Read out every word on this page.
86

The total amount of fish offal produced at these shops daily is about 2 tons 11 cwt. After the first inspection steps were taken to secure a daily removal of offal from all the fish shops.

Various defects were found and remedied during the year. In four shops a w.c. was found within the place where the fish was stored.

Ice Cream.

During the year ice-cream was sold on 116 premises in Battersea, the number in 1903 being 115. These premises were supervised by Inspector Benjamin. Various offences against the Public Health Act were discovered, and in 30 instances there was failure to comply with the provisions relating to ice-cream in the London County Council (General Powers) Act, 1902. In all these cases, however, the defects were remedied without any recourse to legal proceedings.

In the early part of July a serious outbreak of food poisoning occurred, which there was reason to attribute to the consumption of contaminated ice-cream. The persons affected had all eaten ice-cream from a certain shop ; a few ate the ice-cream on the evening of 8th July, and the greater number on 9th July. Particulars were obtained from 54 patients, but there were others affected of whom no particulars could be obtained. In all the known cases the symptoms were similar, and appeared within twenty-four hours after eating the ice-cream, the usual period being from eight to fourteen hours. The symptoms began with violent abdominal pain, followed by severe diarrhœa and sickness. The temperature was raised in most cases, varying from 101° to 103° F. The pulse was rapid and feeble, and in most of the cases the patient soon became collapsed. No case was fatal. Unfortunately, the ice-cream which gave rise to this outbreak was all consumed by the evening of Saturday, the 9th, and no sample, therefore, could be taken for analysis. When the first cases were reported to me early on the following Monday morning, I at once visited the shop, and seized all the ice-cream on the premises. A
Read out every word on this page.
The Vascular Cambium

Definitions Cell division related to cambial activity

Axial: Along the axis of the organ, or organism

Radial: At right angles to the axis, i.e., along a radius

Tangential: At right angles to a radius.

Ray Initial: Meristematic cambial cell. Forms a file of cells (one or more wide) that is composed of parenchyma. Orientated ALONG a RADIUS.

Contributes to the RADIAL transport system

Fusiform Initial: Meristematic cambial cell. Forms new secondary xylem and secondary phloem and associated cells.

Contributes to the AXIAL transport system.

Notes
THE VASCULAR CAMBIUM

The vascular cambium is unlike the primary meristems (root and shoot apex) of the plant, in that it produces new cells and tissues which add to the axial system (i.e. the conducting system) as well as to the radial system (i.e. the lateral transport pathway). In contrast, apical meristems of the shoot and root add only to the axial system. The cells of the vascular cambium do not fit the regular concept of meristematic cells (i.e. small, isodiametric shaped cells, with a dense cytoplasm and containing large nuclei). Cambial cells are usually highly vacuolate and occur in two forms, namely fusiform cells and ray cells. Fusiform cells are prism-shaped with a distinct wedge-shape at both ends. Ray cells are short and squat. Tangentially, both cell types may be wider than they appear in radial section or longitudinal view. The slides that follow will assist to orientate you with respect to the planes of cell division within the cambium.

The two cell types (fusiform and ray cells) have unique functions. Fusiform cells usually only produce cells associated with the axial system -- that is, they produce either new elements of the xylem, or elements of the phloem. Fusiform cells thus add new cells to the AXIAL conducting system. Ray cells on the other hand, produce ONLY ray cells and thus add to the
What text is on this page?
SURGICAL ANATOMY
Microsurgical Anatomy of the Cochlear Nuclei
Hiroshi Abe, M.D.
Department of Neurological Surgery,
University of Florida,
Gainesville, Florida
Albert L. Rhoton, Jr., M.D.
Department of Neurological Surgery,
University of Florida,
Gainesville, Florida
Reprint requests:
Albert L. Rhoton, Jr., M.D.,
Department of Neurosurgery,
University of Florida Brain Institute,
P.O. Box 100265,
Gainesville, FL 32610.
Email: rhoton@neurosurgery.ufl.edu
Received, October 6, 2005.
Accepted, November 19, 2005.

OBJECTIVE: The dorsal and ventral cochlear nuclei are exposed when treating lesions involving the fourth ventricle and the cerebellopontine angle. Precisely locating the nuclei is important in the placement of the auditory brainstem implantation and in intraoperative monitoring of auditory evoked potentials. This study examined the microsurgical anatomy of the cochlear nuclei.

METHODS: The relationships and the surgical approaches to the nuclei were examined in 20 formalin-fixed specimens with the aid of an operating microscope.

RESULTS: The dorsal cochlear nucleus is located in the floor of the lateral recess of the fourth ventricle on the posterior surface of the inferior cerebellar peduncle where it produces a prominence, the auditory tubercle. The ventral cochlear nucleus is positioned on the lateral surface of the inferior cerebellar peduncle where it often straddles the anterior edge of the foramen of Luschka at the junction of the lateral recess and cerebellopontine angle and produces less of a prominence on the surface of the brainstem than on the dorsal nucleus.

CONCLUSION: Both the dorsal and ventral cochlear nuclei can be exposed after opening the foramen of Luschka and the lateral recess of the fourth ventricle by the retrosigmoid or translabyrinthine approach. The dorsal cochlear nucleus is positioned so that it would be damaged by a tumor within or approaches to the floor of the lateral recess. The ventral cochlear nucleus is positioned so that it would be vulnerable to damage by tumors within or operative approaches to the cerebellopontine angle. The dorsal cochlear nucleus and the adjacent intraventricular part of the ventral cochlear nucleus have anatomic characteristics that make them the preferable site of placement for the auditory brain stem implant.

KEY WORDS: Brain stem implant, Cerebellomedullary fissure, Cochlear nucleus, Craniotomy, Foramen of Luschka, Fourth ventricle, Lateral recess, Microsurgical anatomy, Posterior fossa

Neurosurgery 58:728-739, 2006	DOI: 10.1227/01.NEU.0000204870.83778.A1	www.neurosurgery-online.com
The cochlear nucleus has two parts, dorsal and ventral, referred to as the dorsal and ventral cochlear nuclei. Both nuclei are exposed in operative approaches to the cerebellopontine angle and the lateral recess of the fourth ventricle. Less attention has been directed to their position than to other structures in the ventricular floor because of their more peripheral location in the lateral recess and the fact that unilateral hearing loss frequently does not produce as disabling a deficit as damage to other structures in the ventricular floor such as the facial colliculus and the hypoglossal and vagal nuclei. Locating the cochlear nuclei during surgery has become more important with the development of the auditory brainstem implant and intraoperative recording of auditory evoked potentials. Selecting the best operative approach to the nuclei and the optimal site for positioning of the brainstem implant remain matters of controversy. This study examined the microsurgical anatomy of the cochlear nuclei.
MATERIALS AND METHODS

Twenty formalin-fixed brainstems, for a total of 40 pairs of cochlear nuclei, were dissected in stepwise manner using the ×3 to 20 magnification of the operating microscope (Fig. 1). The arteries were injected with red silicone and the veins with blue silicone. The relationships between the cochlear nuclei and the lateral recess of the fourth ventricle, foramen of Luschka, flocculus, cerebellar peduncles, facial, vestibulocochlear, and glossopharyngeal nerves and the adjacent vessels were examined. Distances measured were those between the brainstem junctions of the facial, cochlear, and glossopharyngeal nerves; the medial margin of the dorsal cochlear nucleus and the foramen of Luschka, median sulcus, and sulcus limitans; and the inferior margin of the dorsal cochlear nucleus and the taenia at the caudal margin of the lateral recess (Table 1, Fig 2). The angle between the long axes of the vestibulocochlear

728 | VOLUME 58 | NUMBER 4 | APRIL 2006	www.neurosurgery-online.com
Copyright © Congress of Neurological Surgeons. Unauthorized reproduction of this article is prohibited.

* [What is required]: Return the records above in their entirety, exactly as they appear.

* [Output below]:
Read out every word on this page.
86

The total amount of fish offal produced at these shops daily is about 2 tons 11 cwt. After the first inspection steps were taken to secure a daily removal of offal from all the fish shops.

Various defects were found and remedied during the year. In four shops a w.c. was found within the place where the fish was stored.

Ice Cream.

During the year ice-cream was sold on 116 premises in Battersea, the number in 1903 being 115. These premises were supervised by Inspector Benjamin. Various offences against the Public Health Act were discovered, and in 30 instances there was failure to comply with the provisions relating to ice-cream in the London County Council (General Powers) Act, 1902. In all these cases, however, the defects were remedied without any recourse to legal proceedings.

In the early part of July a serious outbreak of food poisoning occurred, which there was reason to attribute to the consumption of contaminated ice-cream. The persons affected had all eaten ice-cream from a certain shop ; a few ate the ice-cream on the evening of 8th July, and the greater number on 9th July. Particulars were obtained from 54 patients, but there were others affected of whom no particulars could be obtained. In all the known cases the symptoms were similar, and appeared within twenty-four hours after eating the ice-cream, the usual period being from eight to fourteen hours. The symptoms began with violent abdominal pain, followed by severe diarrhœa and sickness. The temperature was raised in most cases, varying from 101° to 103° F. The pulse was rapid and feeble, and in most of the cases the patient soon became collapsed. No case was fatal. Unfortunately, the ice-cream which gave rise to this outbreak was all consumed by the evening of Saturday, the 9th, and no sample, therefore, could be taken for analysis. When the first cases were reported to me early on the following Monday morning, I at once visited the shop, and seized all the ice-cream on the premises. A
Read out every word on this page.
The Vascular Cambium

Definitions Cell division related to cambial activity

Axial: Along the axis of the organ, or organism

Radial: At right angles to the axis, i.e., along a radius

Tangential: At right angles to a radius.

Ray Initial: Meristematic cambial cell. Forms a file of cells (one or more wide) that is composed of parenchyma. Orientated ALONG a RADIUS.

Contributes to the RADIAL transport system

Fusiform Initial: Meristematic cambial cell. Forms new secondary xylem and secondary phloem and associated cells.

Contributes to the AXIAL transport system.

Notes
THE VASCULAR CAMBIUM

The vascular cambium is unlike the primary meristems (root and shoot apex) of the plant, in that it produces new cells and tissues which add to the axial system (i.e. the conducting system) as well as to the radial system (i.e. the lateral transport pathway). In contrast, apical meristems of the shoot and root add only to the axial system. The cells of the vascular cambium do not fit the regular concept of meristematic cells (i.e. small, isodiametric shaped cells, with a dense cytoplasm and containing large nuclei). Cambial cells are usually highly vacuolate and occur in two forms, namely fusiform cells and ray cells. Fusiform cells are prism-shaped with a distinct wedge-shape at both ends. Ray cells are short and squat. Tangentially, both cell types may be wider than they appear in radial section or longitudinal view. The slides that follow will assist to orientate you with respect to the planes of cell division within the cambium.

The two cell types (fusiform and ray cells) have unique functions. Fusiform cells usually only produce cells associated with the axial system -- that is, they produce either new elements of the xylem, or elements of the phloem. Fusiform cells thus add new cells to the AXIAL conducting system. Ray cells on the other hand, produce ONLY ray cells and thus add to the
What text is on this page?
SURGICAL ANATOMY
Microsurgical Anatomy of the Cochlear Nuclei
Hiroshi Abe, M.D.
Department of Neurological Surgery,
University of Florida,
Gainesville, Florida
Albert L. Rhoton, Jr., M.D.
Department of Neurological Surgery,
University of Florida,
Gainesville, Florida
Reprint requests:
Albert L. Rhoton, Jr., M.D.,
Department of Neurosurgery,
University of Florida Brain Institute,
P.O. Box 100265,
Gainesville, FL 32610.
Email: rhoton@neurosurgery.ufl.edu
Received, October 6, 2005.
Accepted, November 19, 2005.

OBJECTIVE: The dorsal and ventral cochlear nuclei are exposed when treating lesions involving the fourth ventricle and the cerebellopontine angle. Precisely locating the nuclei is important in the placement of the auditory brainstem implantation and in intraoperative monitoring of auditory evoked potentials. This study examined the microsurgical anatomy of the cochlear nuclei.

METHODS: The relationships and the surgical approaches to the nuclei were examined in 20 formalin-fixed specimens with the aid of an operating microscope.

RESULTS: The dorsal cochlear nucleus is located in the floor of the lateral recess of the fourth ventricle on the posterior surface of the inferior cerebellar peduncle where it produces a prominence, the auditory tubercle. The ventral cochlear nucleus is positioned on the lateral surface of the inferior cerebellar peduncle where it often straddles the anterior edge of the foramen of Luschka at the junction of the lateral recess and cerebellopontine angle and produces less of a prominence on the surface of the brainstem than on the dorsal nucleus.

CONCLUSION: Both the dorsal and ventral cochlear nuclei can be exposed after opening the foramen of Luschka and the lateral recess of the fourth ventricle by the retrosigmoid or translabyrinthine approach. The dorsal cochlear nucleus is positioned so that it would be damaged by a tumor within or approaches to the floor of the lateral recess. The ventral cochlear nucleus is positioned so that it would be vulnerable to damage by tumors within or operative approaches to the cerebellopontine angle. The dorsal cochlear nucleus and the adjacent intraventricular part of the ventral cochlear nucleus have anatomic characteristics that make them the preferable site of placement for the auditory brain stem implant.

KEY WORDS: Brain stem implant, Cerebellomedullary fissure, Cochlear nucleus, Craniotomy, Foramen of Luschka, Fourth ventricle, Lateral recess, Microsurgical anatomy, Posterior fossa

Neurosurgery 58:728-739, 2006	DOI: 10.1227/01.NEU.0000204870.83778.A1	www.neurosurgery-online.com
The cochlear nucleus has two parts, dorsal and ventral, referred to as the dorsal and ventral cochlear nuclei. Both nuclei are exposed in operative approaches to the cerebellopontine angle and the lateral recess of the fourth ventricle. Less attention has been directed to their position than to other structures in the ventricular floor because of their more peripheral location in the lateral recess and the fact that unilateral hearing loss frequently does not produce as disabling a deficit as damage to other structures in the ventricular floor such as the facial colliculus and the hypoglossal and vagal nuclei. Locating the cochlear nuclei during surgery has become more important with the development of the auditory brainstem implant and intraoperative recording of auditory evoked potentials. Selecting the best operative approach to the nuclei and the optimal site for positioning of the brainstem implant remain matters of controversy. This study examined the microsurgical anatomy of the cochlear nuclei.
MATERIALS AND METHODS

Twenty formalin-fixed brainstems, for a total of 40 pairs of cochlear nuclei, were dissected in stepwise manner using the ×3 to 20 magnification of the operating microscope (Fig. 1). The arteries were injected with red silicone and the veins with blue silicone. The relationships between the cochlear nuclei and the lateral recess of the fourth ventricle, foramen of Luschka, flocculus, cerebellar peduncles, facial, vestibulocochlear, and glossopharyngeal nerves and the adjacent vessels were examined. Distances measured were those between the brainstem junctions of the facial, cochlear, and glossopharyngeal nerves; the medial margin of the dorsal cochlear nucleus and the foramen of Luschka, median sulcus, and sulcus limitans; and the inferior margin of the dorsal cochlear nucleus and the taenia at the caudal margin of the lateral recess (Table 1, Fig 2). The angle between the long axes of the vestibulocochlear

728 | VOLUME 58 | NUMBER 4 | APRIL 2006	www.neurosurgery-online.com
Copyright © Congress of Neurological Surgeons. Unauthorized reproduction of this article is prohibited.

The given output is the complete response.